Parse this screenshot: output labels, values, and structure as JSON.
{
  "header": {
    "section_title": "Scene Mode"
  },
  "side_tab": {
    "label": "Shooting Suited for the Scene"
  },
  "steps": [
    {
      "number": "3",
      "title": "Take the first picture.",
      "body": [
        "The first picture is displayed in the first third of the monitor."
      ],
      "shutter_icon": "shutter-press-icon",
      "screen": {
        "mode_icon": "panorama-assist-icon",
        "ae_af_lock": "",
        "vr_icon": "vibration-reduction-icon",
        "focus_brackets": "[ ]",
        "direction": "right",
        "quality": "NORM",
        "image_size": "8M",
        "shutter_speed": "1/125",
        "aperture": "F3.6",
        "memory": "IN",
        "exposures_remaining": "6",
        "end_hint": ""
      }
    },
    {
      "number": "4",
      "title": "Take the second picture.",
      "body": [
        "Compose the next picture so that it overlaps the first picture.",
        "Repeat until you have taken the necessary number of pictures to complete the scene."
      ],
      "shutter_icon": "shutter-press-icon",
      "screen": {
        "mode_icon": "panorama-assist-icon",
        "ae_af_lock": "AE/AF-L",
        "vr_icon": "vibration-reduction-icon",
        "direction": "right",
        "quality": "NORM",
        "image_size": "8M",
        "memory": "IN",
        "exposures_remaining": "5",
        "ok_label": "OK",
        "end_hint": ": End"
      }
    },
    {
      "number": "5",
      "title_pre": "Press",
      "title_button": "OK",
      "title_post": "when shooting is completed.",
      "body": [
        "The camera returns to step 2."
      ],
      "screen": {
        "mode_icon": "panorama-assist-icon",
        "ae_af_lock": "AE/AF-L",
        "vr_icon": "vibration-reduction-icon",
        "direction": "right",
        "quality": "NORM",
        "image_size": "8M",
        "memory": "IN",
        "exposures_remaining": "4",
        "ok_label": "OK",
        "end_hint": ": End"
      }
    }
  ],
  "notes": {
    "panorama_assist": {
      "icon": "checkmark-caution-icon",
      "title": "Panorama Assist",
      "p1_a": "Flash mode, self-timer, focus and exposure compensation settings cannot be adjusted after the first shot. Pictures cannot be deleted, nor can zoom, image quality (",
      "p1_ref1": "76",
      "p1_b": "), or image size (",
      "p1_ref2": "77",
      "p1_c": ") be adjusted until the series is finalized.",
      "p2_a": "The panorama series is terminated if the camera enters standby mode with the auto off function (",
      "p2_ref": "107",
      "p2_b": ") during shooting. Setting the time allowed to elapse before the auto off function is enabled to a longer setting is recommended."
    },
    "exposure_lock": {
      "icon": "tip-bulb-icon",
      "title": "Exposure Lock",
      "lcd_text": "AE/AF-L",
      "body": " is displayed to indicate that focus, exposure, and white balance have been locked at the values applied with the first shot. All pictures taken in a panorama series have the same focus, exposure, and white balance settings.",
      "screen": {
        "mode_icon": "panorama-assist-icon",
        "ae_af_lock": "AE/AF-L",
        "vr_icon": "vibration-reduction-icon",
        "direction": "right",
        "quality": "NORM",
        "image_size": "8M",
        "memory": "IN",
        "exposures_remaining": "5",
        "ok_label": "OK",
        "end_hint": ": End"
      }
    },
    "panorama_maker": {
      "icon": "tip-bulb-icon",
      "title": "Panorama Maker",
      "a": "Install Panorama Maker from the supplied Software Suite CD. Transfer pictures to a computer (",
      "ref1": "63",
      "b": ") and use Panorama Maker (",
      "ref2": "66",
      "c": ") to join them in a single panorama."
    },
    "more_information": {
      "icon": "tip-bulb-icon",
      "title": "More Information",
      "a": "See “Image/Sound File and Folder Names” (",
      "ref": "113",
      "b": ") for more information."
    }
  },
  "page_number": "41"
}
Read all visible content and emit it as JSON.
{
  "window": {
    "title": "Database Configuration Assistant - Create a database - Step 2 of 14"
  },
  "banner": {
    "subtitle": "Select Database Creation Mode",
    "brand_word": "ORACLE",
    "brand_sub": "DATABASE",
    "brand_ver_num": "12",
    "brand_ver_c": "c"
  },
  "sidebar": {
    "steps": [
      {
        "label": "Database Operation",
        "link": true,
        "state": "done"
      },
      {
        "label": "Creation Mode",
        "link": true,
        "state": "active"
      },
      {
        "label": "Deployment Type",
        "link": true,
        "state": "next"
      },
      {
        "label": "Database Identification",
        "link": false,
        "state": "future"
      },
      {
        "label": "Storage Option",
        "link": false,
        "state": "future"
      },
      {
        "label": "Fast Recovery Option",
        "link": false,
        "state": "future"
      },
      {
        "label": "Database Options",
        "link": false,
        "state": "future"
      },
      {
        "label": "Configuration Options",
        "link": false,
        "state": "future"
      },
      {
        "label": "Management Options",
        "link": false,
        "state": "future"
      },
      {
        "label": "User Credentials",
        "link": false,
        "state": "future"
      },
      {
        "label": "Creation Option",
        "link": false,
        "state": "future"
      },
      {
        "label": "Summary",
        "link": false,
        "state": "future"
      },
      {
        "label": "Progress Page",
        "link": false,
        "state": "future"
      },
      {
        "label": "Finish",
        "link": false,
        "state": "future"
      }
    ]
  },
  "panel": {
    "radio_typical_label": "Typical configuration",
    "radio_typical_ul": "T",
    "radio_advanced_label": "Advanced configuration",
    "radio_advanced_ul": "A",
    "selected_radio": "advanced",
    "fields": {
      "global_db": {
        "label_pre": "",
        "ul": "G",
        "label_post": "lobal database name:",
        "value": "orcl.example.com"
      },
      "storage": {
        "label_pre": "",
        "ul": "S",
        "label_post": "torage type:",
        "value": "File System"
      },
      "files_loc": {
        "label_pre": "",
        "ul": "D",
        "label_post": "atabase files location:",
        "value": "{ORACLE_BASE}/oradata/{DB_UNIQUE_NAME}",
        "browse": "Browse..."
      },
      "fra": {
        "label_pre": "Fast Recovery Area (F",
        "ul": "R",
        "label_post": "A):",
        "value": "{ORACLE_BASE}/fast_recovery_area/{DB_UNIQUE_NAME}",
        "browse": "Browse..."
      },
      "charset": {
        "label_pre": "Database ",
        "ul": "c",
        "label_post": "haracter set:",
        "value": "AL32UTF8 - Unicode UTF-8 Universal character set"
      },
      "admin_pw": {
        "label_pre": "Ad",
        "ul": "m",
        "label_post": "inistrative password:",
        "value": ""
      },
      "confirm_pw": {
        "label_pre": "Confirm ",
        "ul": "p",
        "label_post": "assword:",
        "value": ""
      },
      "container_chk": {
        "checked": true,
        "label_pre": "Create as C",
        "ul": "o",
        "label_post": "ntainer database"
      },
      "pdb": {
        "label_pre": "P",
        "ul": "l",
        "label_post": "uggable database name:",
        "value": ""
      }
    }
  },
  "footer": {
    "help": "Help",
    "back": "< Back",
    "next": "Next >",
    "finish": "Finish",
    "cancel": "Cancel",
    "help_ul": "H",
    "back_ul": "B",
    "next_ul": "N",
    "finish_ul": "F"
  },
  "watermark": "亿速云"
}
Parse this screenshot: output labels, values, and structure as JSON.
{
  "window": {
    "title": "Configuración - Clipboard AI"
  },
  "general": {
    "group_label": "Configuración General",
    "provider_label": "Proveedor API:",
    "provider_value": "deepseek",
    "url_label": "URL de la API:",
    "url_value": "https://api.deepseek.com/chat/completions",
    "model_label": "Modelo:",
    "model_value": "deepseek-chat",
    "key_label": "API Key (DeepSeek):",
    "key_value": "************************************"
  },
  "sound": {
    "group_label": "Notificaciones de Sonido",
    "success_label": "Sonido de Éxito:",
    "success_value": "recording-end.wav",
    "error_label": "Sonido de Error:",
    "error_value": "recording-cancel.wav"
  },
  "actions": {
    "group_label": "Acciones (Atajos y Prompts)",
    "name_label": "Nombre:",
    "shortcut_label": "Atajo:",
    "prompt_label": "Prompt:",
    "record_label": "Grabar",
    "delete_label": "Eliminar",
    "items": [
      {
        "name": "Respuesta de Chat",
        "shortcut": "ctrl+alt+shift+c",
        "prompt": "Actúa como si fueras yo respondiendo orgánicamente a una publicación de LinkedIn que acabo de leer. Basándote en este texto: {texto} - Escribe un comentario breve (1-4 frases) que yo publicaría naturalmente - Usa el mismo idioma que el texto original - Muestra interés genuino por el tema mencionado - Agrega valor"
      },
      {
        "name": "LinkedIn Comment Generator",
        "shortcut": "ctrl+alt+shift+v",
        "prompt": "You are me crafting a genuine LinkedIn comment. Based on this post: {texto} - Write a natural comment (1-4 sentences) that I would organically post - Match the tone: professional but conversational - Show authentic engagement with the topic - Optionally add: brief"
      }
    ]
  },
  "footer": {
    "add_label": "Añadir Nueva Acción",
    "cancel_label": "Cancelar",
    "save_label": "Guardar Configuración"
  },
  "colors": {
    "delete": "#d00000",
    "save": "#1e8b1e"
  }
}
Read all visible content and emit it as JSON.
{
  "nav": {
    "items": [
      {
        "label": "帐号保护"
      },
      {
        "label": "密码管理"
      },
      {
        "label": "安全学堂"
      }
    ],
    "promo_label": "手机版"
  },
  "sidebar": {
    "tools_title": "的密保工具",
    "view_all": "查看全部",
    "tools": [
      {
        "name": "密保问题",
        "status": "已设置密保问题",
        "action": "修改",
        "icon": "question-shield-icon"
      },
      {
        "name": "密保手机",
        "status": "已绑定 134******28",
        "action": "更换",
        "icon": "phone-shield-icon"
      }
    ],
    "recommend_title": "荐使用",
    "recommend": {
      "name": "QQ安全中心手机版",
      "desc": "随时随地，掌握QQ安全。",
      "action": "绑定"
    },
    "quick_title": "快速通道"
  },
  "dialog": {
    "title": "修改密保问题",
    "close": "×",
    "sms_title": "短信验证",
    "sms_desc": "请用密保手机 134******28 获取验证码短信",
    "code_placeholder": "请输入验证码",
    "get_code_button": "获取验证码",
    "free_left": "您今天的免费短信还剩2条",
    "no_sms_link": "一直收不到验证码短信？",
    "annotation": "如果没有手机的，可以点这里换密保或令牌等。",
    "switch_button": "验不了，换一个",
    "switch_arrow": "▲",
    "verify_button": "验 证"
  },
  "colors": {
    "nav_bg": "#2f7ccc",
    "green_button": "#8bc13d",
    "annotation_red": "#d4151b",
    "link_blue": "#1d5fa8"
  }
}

Task goal: From the entries above, collect every line with the string "settings" in it.

The answer:
      "p1_a": "Flash mode, self-timer, focus and exposure compensation settings cannot be adjusted after the first shot. Pictures cannot be deleted, nor can zoom, image quality (",
      "body": " is displayed to indicate that focus, exposure, and white balance have been locked at the values applied with the first shot. All pictures taken in a panorama series have the same focus, exposure, and white balance settings.",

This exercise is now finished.